# PROBLEM DETAILS
Return the listing below exactly, with the pictures dropped.

Dataset records:
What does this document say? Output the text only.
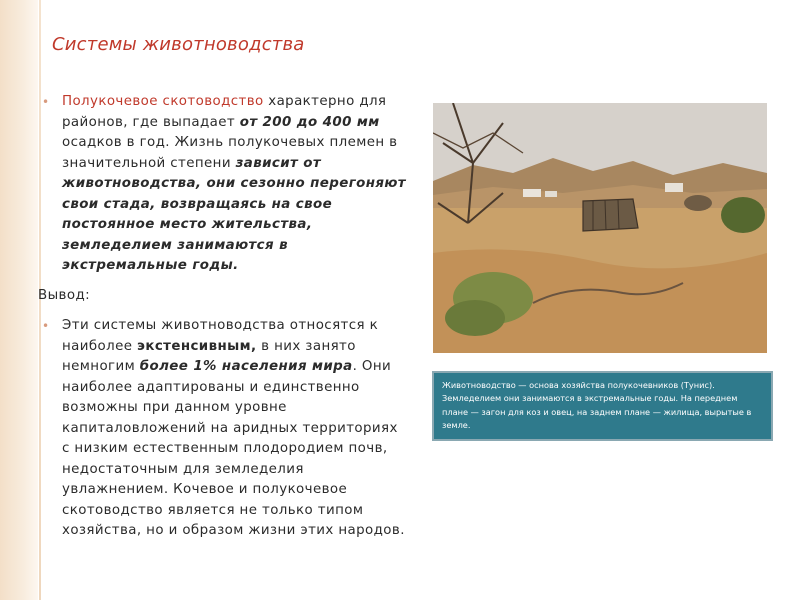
Системы животноводства
• Полукочевое скотоводство характерно для районов, где выпадает от 200 до 400 мм осадков в год. Жизнь полукочевых племен в значительной степени зависит от животноводства, они сезонно перегоняют свои стада, возвращаясь на свое постоянное место жительства, земледелием занимаются в экстремальные годы.
Вывод:
• Эти системы животноводства относятся к наиболее экстенсивным, в них занято немногим более 1% населения мира. Они наиболее адаптированы и единственно возможны при данном уровне капиталовложений на аридных территориях с низким естественным плодородием почв, недостаточным для земледелия увлажнением. Кочевое и полукочевое скотоводство является не только типом хозяйства, но и образом жизни этих народов.
Животноводство — основа хозяйства полукочевников (Тунис). Земледелием они занимаются в экстремальные годы. На переднем плане — загон для коз и овец, на заднем плане — жилища, вырытые в земле.
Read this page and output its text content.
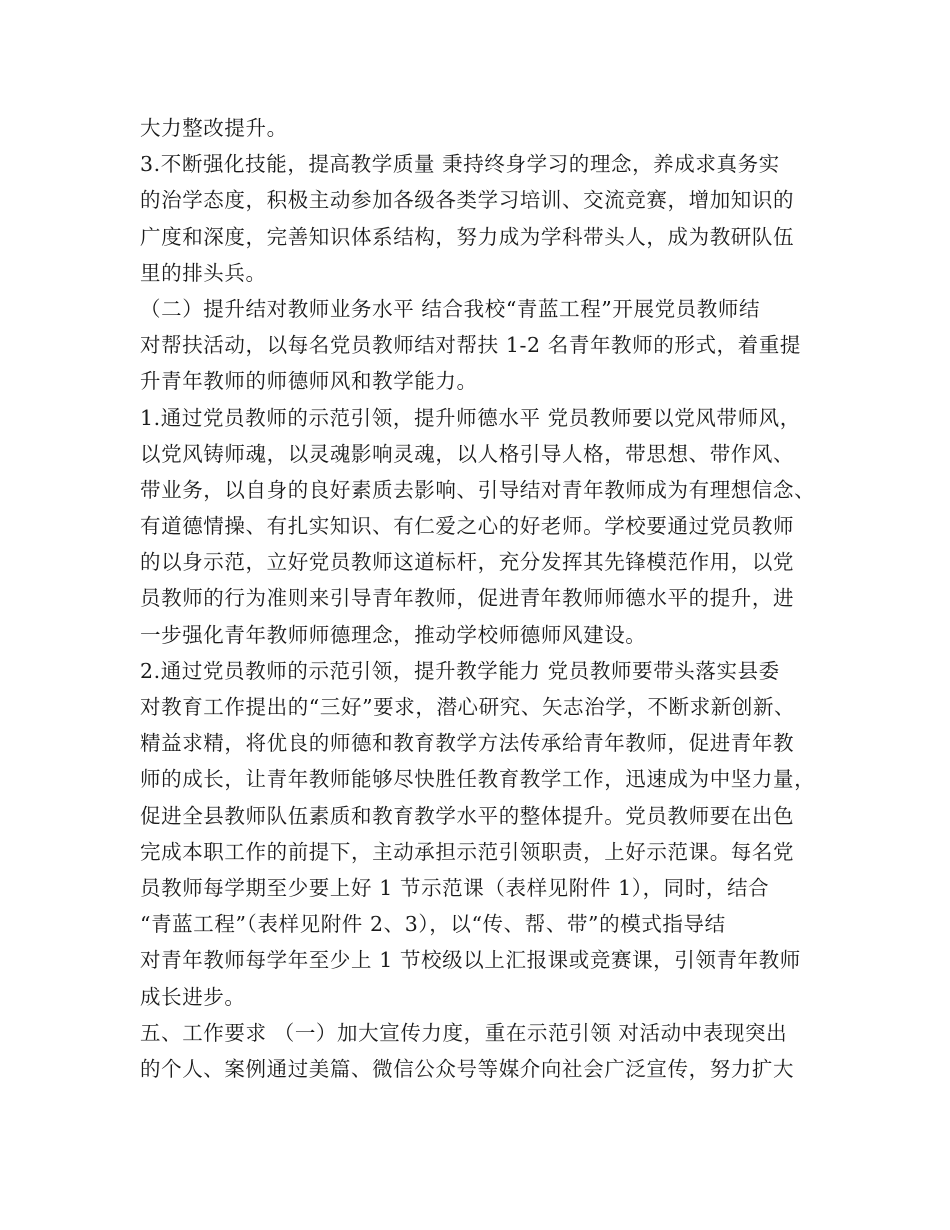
大力整改提升。
3.不断强化技能，提高教学质量 秉持终身学习的理念，养成求真务实
的治学态度，积极主动参加各级各类学习培训、交流竞赛，增加知识的
广度和深度，完善知识体系结构，努力成为学科带头人，成为教研队伍
里的排头兵。
（二）提升结对教师业务水平 结合我校“青蓝工程”开展党员教师结
对帮扶活动，以每名党员教师结对帮扶 1-2 名青年教师的形式，着重提
升青年教师的师德师风和教学能力。
1.通过党员教师的示范引领，提升师德水平 党员教师要以党风带师风，
以党风铸师魂，以灵魂影响灵魂，以人格引导人格，带思想、带作风、
带业务，以自身的良好素质去影响、引导结对青年教师成为有理想信念、
有道德情操、有扎实知识、有仁爱之心的好老师。学校要通过党员教师
的以身示范，立好党员教师这道标杆，充分发挥其先锋模范作用，以党
员教师的行为准则来引导青年教师，促进青年教师师德水平的提升，进
一步强化青年教师师德理念，推动学校师德师风建设。
2.通过党员教师的示范引领，提升教学能力 党员教师要带头落实县委
对教育工作提出的“三好”要求，潜心研究、矢志治学，不断求新创新、
精益求精，将优良的师德和教育教学方法传承给青年教师，促进青年教
师的成长，让青年教师能够尽快胜任教育教学工作，迅速成为中坚力量，
促进全县教师队伍素质和教育教学水平的整体提升。党员教师要在出色
完成本职工作的前提下，主动承担示范引领职责，上好示范课。每名党
员教师每学期至少要上好 1 节示范课（表样见附件 1），同时，结合
“青蓝工程”（表样见附件 2、3），以“传、帮、带”的模式指导结
对青年教师每学年至少上 1 节校级以上汇报课或竞赛课，引领青年教师
成长进步。
五、工作要求 （一）加大宣传力度，重在示范引领 对活动中表现突出
的个人、案例通过美篇、微信公众号等媒介向社会广泛宣传，努力扩大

# EXERCISE RESULT
What does this document say? Output the text only.
Системы животноводства
• Полукочевое скотоводство характерно для районов, где выпадает от 200 до 400 мм осадков в год. Жизнь полукочевых племен в значительной степени зависит от животноводства, они сезонно перегоняют свои стада, возвращаясь на свое постоянное место жительства, земледелием занимаются в экстремальные годы.
Вывод:
• Эти системы животноводства относятся к наиболее экстенсивным, в них занято немногим более 1% населения мира. Они наиболее адаптированы и единственно возможны при данном уровне капиталовложений на аридных территориях с низким естественным плодородием почв, недостаточным для земледелия увлажнением. Кочевое и полукочевое скотоводство является не только типом хозяйства, но и образом жизни этих народов.
Животноводство — основа хозяйства полукочевников (Тунис). Земледелием они занимаются в экстремальные годы. На переднем плане — загон для коз и овец, на заднем плане — жилища, вырытые в земле.
Read this page and output its text content.
大力整改提升。
3.不断强化技能，提高教学质量 秉持终身学习的理念，养成求真务实
的治学态度，积极主动参加各级各类学习培训、交流竞赛，增加知识的
广度和深度，完善知识体系结构，努力成为学科带头人，成为教研队伍
里的排头兵。
（二）提升结对教师业务水平 结合我校“青蓝工程”开展党员教师结
对帮扶活动，以每名党员教师结对帮扶 1-2 名青年教师的形式，着重提
升青年教师的师德师风和教学能力。
1.通过党员教师的示范引领，提升师德水平 党员教师要以党风带师风，
以党风铸师魂，以灵魂影响灵魂，以人格引导人格，带思想、带作风、
带业务，以自身的良好素质去影响、引导结对青年教师成为有理想信念、
有道德情操、有扎实知识、有仁爱之心的好老师。学校要通过党员教师
的以身示范，立好党员教师这道标杆，充分发挥其先锋模范作用，以党
员教师的行为准则来引导青年教师，促进青年教师师德水平的提升，进
一步强化青年教师师德理念，推动学校师德师风建设。
2.通过党员教师的示范引领，提升教学能力 党员教师要带头落实县委
对教育工作提出的“三好”要求，潜心研究、矢志治学，不断求新创新、
精益求精，将优良的师德和教育教学方法传承给青年教师，促进青年教
师的成长，让青年教师能够尽快胜任教育教学工作，迅速成为中坚力量，
促进全县教师队伍素质和教育教学水平的整体提升。党员教师要在出色
完成本职工作的前提下，主动承担示范引领职责，上好示范课。每名党
员教师每学期至少要上好 1 节示范课（表样见附件 1），同时，结合
“青蓝工程”（表样见附件 2、3），以“传、帮、带”的模式指导结
对青年教师每学年至少上 1 节校级以上汇报课或竞赛课，引领青年教师
成长进步。
五、工作要求 （一）加大宣传力度，重在示范引领 对活动中表现突出
的个人、案例通过美篇、微信公众号等媒介向社会广泛宣传，努力扩大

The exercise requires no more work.